Identify every line in the material below that contains the string "footer", and copy each of those lines in full.

● Layout element annotations
** BEGIN **

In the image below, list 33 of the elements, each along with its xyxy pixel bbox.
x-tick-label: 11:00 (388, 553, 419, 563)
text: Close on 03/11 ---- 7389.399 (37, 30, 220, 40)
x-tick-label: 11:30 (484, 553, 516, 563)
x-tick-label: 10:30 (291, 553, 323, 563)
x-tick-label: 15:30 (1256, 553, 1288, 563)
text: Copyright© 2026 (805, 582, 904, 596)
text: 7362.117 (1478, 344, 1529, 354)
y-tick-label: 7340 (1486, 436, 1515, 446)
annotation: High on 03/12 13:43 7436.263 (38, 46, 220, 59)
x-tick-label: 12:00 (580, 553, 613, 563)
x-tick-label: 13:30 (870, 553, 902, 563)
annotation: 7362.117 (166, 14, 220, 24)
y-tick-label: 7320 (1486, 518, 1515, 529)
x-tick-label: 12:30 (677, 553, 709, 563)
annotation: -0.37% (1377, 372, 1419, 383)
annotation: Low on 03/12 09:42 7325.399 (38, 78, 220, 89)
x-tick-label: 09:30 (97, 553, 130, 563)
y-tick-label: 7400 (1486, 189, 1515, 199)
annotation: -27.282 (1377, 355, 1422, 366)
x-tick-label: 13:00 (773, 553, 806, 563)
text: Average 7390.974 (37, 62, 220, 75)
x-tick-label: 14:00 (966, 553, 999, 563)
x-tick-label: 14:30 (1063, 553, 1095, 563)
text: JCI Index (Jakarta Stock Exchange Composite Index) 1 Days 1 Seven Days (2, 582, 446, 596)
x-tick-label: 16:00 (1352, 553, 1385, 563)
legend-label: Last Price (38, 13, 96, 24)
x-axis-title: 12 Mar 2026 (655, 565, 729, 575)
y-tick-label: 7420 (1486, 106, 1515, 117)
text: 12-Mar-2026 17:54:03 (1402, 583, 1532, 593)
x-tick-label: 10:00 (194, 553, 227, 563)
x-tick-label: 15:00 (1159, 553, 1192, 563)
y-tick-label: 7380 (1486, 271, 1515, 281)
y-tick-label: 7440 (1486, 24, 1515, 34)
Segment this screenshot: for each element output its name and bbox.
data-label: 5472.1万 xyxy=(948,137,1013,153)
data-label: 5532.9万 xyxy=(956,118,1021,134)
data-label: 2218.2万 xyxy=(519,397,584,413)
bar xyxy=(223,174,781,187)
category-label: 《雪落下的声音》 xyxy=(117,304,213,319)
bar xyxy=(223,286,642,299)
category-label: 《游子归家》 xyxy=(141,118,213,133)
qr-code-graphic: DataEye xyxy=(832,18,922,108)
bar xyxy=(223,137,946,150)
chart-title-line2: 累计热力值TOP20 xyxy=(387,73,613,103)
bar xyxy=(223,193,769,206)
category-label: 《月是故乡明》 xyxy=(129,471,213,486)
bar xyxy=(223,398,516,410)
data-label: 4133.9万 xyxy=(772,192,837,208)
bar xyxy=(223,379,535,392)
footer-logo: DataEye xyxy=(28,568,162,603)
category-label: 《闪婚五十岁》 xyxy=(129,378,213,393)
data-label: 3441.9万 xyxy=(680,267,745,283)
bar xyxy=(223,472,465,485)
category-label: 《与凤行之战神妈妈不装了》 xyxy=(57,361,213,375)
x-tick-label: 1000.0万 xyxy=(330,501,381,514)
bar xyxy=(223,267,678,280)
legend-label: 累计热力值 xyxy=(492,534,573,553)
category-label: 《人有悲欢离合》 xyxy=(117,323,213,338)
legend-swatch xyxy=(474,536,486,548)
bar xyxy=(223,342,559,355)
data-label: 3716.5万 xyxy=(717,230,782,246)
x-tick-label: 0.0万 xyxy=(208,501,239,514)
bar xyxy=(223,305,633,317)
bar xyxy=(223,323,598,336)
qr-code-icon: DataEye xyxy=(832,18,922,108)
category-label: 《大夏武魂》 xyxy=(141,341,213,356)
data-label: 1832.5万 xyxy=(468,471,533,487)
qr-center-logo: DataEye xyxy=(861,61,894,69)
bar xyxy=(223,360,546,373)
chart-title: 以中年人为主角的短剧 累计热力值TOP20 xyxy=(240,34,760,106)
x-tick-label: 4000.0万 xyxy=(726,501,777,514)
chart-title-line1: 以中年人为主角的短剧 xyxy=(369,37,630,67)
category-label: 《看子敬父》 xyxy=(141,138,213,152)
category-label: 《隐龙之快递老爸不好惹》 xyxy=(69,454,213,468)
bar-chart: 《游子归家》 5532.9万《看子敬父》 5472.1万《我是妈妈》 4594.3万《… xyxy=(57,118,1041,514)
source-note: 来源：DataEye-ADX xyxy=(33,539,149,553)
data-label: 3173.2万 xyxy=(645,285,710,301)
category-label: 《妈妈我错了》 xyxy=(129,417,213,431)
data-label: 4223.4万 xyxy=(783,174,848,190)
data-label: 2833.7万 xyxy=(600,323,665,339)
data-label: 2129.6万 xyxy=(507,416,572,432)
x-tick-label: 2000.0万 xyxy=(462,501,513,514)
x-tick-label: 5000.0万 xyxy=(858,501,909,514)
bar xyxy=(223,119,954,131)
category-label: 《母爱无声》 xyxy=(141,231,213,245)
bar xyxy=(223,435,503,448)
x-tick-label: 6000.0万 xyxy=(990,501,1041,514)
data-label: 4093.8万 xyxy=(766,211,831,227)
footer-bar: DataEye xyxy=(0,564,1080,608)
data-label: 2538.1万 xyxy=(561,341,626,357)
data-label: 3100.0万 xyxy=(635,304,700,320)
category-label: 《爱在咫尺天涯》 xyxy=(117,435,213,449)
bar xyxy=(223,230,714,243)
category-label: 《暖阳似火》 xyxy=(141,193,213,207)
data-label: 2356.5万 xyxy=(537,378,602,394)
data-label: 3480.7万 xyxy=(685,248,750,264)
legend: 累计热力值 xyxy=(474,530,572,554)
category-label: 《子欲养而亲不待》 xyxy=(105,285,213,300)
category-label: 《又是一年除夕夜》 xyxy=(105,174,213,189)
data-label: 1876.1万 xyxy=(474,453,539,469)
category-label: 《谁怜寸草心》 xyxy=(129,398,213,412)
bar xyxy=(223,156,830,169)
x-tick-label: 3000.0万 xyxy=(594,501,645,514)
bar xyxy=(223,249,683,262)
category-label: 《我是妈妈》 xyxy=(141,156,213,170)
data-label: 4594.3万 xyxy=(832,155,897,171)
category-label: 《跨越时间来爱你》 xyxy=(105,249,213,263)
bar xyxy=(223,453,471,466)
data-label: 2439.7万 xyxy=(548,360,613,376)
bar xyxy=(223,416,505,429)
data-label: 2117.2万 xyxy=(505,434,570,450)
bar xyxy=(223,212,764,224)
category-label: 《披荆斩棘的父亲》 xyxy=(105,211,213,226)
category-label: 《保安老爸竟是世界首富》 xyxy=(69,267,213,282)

** END **

● Result of the exercise
footer-logo: DataEye xyxy=(28,568,162,603)
footer-bar: DataEye xyxy=(0,564,1080,608)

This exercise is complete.